■ **Text passage**
>>>

[Beowulf] Teaching Scientific Computation (looking for the perfect text)

Peter St. John peter.st.john at gmail.com
Tue Nov 20 13:56:03 PST 2007


Jim, Nathan,

...
> But for solving a problem (as opposed to learning to get a job
> programming) what about something like Matlab?  It's procedural, there
> are compilers (sort of), and it automatically does stuff with matrices
> in sensible ways.
>
I can't speak to symbolic packages. I've touched MACSYMA and Maple,
but I write so much C I think that way now more than as a chalk-dust
mathematician.

...
> > 3. Pedagogy. When computational efficiency is important, the
> > distinctions bettween sending data, and sending references to data, is
> > real important. I think it can be made vivid, early; what's the
> > difference between my handing you a card with the shipping address of
> > the warehouse that has the gravel you need for your construction
> > business, and handing you one thousand wheelbarrows full of gravel?

<<<

■ **Exercise aim**
In the mailing list post on teaching scientific computation, why does Peter St. John say he can't speak to symbolic packages? Answer in one to three sentences. The lines that follow have no connection to the text above.

■ **Dataset content**
>>>

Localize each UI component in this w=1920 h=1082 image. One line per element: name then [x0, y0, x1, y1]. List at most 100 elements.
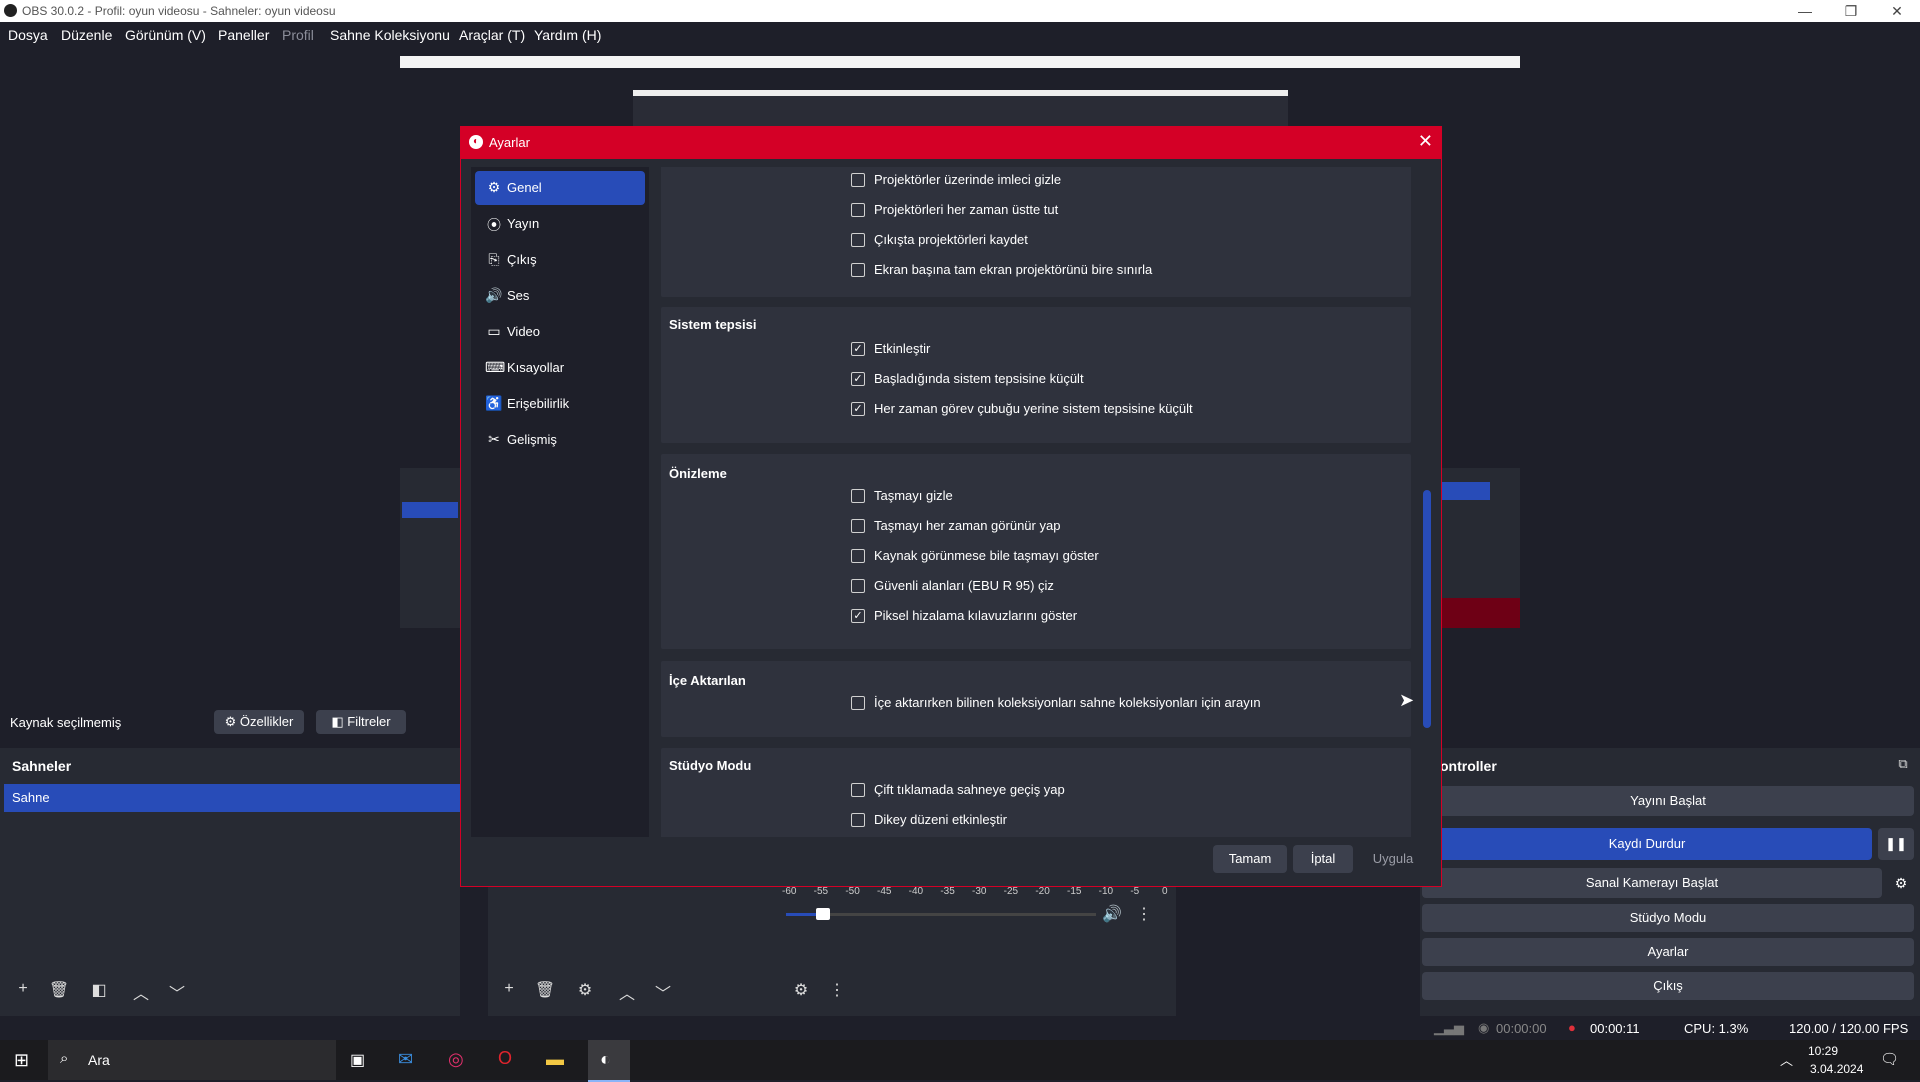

<<<

■ **The reply**
Peter St. John has only touched MACSYMA and Maple. Writing so much C has led to thinking in that way more than as a chalk-dust mathematician.